Provided records.
** START **

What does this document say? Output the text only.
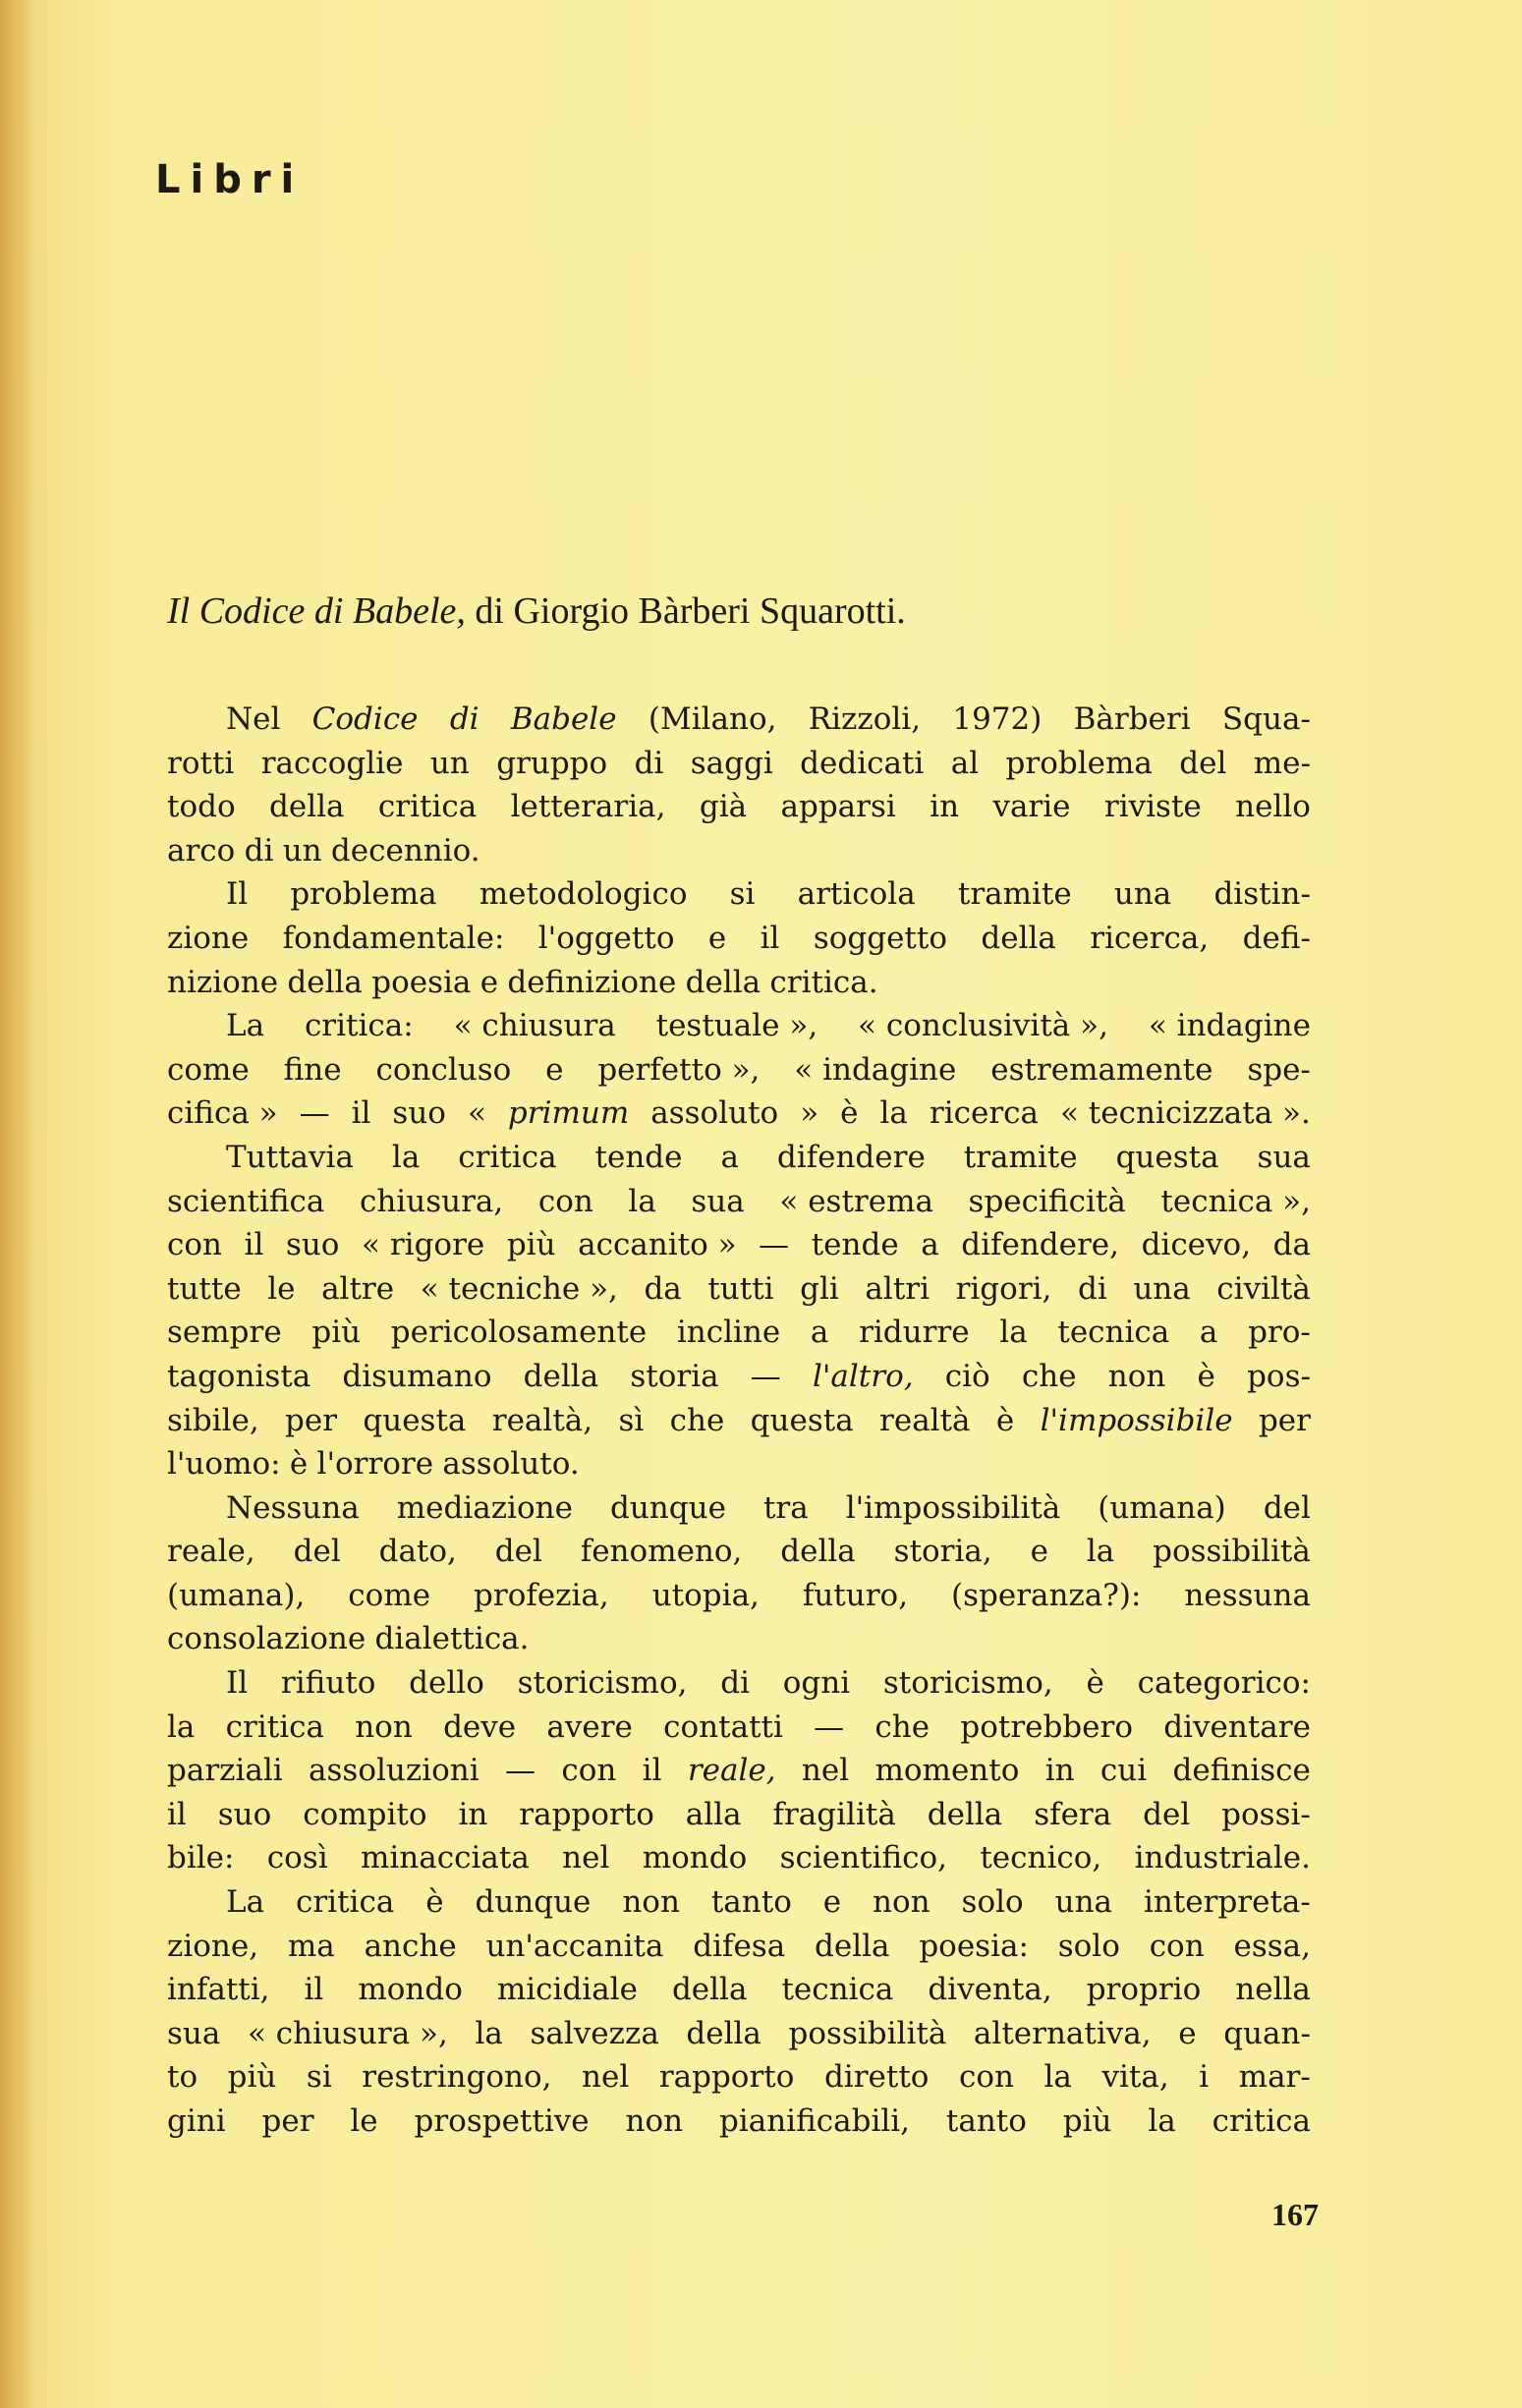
Libri

Il Codice di Babele, di Giorgio Bàrberi Squarotti.

Nel Codice di Babele (Milano, Rizzoli, 1972) Bàrberi Squa-
rotti raccoglie un gruppo di saggi dedicati al problema del me-
todo della critica letteraria, già apparsi in varie riviste nello
arco di un decennio.
Il problema metodologico si articola tramite una distin-
zione fondamentale: l'oggetto e il soggetto della ricerca, defi-
nizione della poesia e definizione della critica.
La critica: « chiusura testuale », « conclusività », « indagine
come fine concluso e perfetto », « indagine estremamente spe-
cifica » — il suo « primum assoluto » è la ricerca « tecnicizzata ».
Tuttavia la critica tende a difendere tramite questa sua
scientifica chiusura, con la sua « estrema specificità tecnica »,
con il suo « rigore più accanito » — tende a difendere, dicevo, da
tutte le altre « tecniche », da tutti gli altri rigori, di una civiltà
sempre più pericolosamente incline a ridurre la tecnica a pro-
tagonista disumano della storia — l'altro, ciò che non è pos-
sibile, per questa realtà, sì che questa realtà è l'impossibile per
l'uomo: è l'orrore assoluto.
Nessuna mediazione dunque tra l'impossibilità (umana) del
reale, del dato, del fenomeno, della storia, e la possibilità
(umana), come profezia, utopia, futuro, (speranza?): nessuna
consolazione dialettica.
Il rifiuto dello storicismo, di ogni storicismo, è categorico:
la critica non deve avere contatti — che potrebbero diventare
parziali assoluzioni — con il reale, nel momento in cui definisce
il suo compito in rapporto alla fragilità della sfera del possi-
bile: così minacciata nel mondo scientifico, tecnico, industriale.
La critica è dunque non tanto e non solo una interpreta-
zione, ma anche un'accanita difesa della poesia: solo con essa,
infatti, il mondo micidiale della tecnica diventa, proprio nella
sua « chiusura », la salvezza della possibilità alternativa, e quan-
to più si restringono, nel rapporto diretto con la vita, i mar-
gini per le prospettive non pianificabili, tanto più la critica
167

** END **

Set task. Find every line that holds "solo" and copy it.

In response.
La critica è dunque non tanto e non solo una interpreta-
zione, ma anche un'accanita difesa della poesia: solo con essa,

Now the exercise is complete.